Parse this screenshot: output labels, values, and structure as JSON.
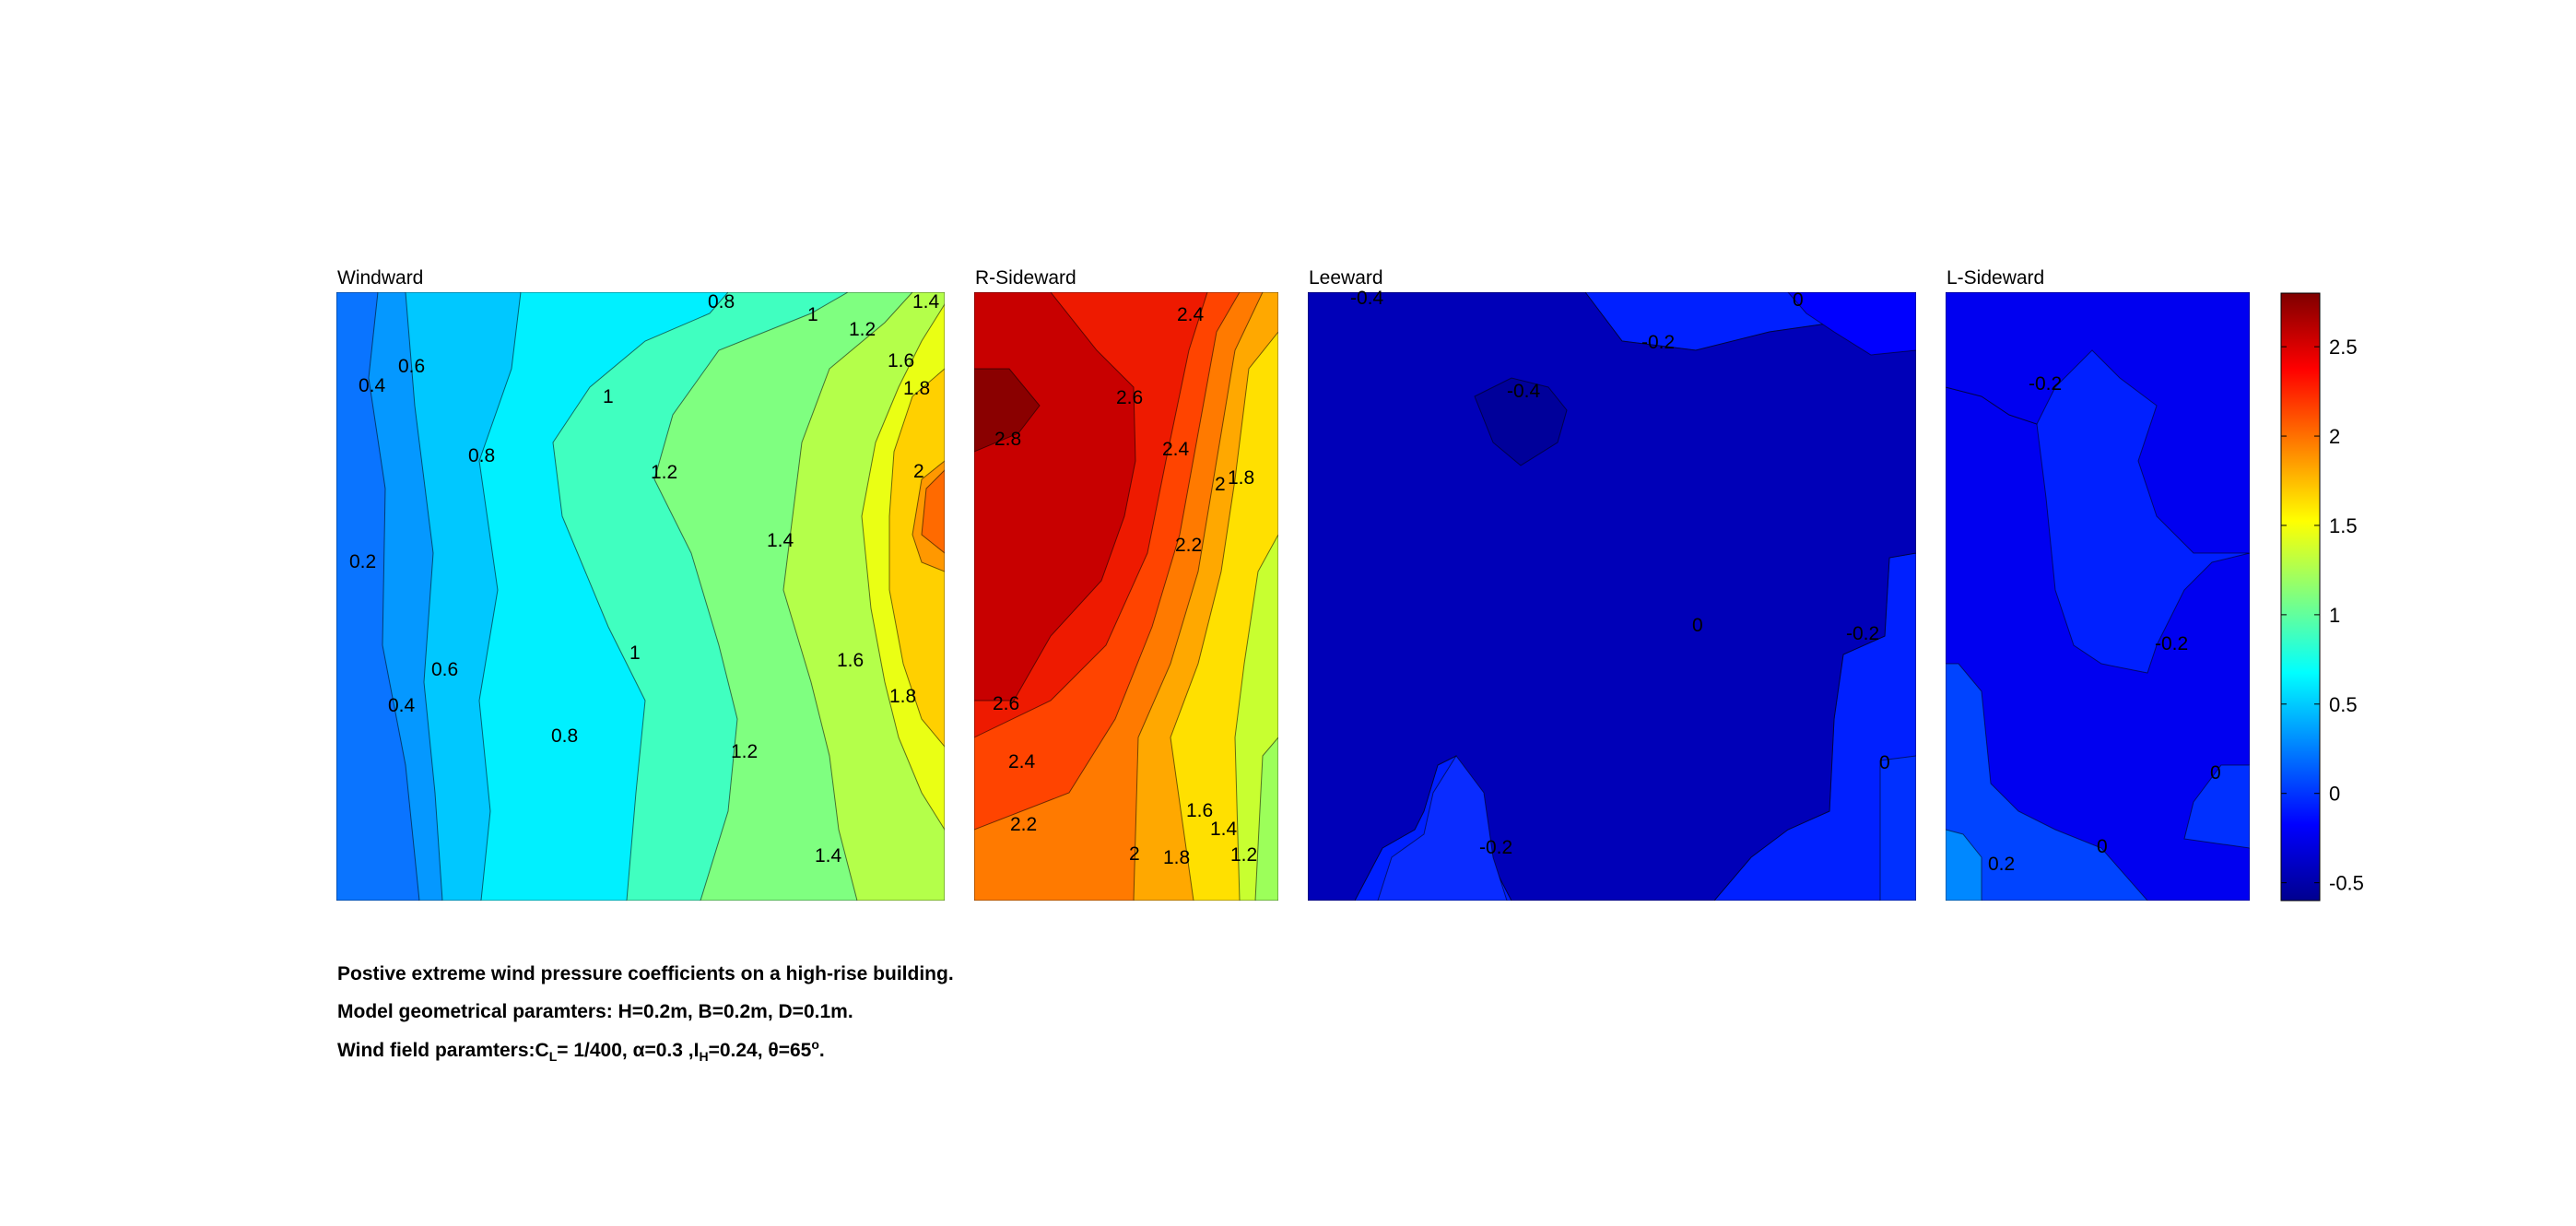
{
  "chart_data": {
    "type": "heatmap",
    "description_style": "filled contour maps, jet colormap",
    "panels": [
      {
        "title": "Windward",
        "contour_labels": [
          "0.8",
          "1",
          "1.2",
          "1.4",
          "0.6",
          "1.6",
          "0.4",
          "1.8",
          "1",
          "0.8",
          "1.2",
          "2",
          "0.2",
          "1.4",
          "1",
          "1.6",
          "0.6",
          "0.4",
          "1.8",
          "0.8",
          "1.2",
          "1.4"
        ]
      },
      {
        "title": "R-Sideward",
        "contour_labels": [
          "2.4",
          "2.6",
          "2.8",
          "2.4",
          "2",
          "1.8",
          "2.2",
          "2.6",
          "2.4",
          "2.2",
          "1.6",
          "1.4",
          "2",
          "1.8",
          "1.2"
        ]
      },
      {
        "title": "Leeward",
        "contour_labels": [
          "-0.4",
          "0",
          "-0.2",
          "-0.4",
          "0",
          "-0.2",
          "0",
          "-0.2"
        ]
      },
      {
        "title": "L-Sideward",
        "contour_labels": [
          "-0.2",
          "-0.2",
          "0",
          "0.2",
          "0"
        ]
      }
    ],
    "colorbar": {
      "ticks": [
        "2.5",
        "2",
        "1.5",
        "1",
        "0.5",
        "0",
        "-0.5"
      ],
      "range": [
        -0.6,
        2.8
      ],
      "colormap": [
        "#00008f",
        "#0000ff",
        "#007fff",
        "#00ffff",
        "#7fff7f",
        "#ffff00",
        "#ff7f00",
        "#ff0000",
        "#7f0000"
      ]
    }
  },
  "caption": {
    "line1": "Postive extreme  wind pressure coefficients on a high-rise building.",
    "line2": "Model geometrical paramters: H=0.2m, B=0.2m, D=0.1m.",
    "line3_prefix": "Wind field paramters:C",
    "line3_cl_sub": "L",
    "line3_mid": "= 1/400, α=0.3 ,I",
    "line3_ih_sub": "H",
    "line3_theta": "=0.24, θ=65",
    "line3_deg_sup": "o",
    "line3_end": "."
  }
}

WORK TO COMPLETE » Copy the data character for character, but drop all pictures from the copy.

TASK RESULT »
Parse this screenshot: output labels, values, and structure as JSON.
{
  "chart_data": {
    "type": "heatmap",
    "description_style": "filled contour maps, jet colormap",
    "panels": [
      {
        "title": "Windward",
        "contour_labels": [
          "0.8",
          "1",
          "1.2",
          "1.4",
          "0.6",
          "1.6",
          "0.4",
          "1.8",
          "1",
          "0.8",
          "1.2",
          "2",
          "0.2",
          "1.4",
          "1",
          "1.6",
          "0.6",
          "0.4",
          "1.8",
          "0.8",
          "1.2",
          "1.4"
        ]
      },
      {
        "title": "R-Sideward",
        "contour_labels": [
          "2.4",
          "2.6",
          "2.8",
          "2.4",
          "2",
          "1.8",
          "2.2",
          "2.6",
          "2.4",
          "2.2",
          "1.6",
          "1.4",
          "2",
          "1.8",
          "1.2"
        ]
      },
      {
        "title": "Leeward",
        "contour_labels": [
          "-0.4",
          "0",
          "-0.2",
          "-0.4",
          "0",
          "-0.2",
          "0",
          "-0.2"
        ]
      },
      {
        "title": "L-Sideward",
        "contour_labels": [
          "-0.2",
          "-0.2",
          "0",
          "0.2",
          "0"
        ]
      }
    ],
    "colorbar": {
      "ticks": [
        "2.5",
        "2",
        "1.5",
        "1",
        "0.5",
        "0",
        "-0.5"
      ],
      "range": [
        -0.6,
        2.8
      ],
      "colormap": [
        "#00008f",
        "#0000ff",
        "#007fff",
        "#00ffff",
        "#7fff7f",
        "#ffff00",
        "#ff7f00",
        "#ff0000",
        "#7f0000"
      ]
    }
  },
  "caption": {
    "line1": "Postive extreme  wind pressure coefficients on a high-rise building.",
    "line2": "Model geometrical paramters: H=0.2m, B=0.2m, D=0.1m.",
    "line3_prefix": "Wind field paramters:C",
    "line3_cl_sub": "L",
    "line3_mid": "= 1/400, α=0.3 ,I",
    "line3_ih_sub": "H",
    "line3_theta": "=0.24, θ=65",
    "line3_deg_sup": "o",
    "line3_end": "."
  }
}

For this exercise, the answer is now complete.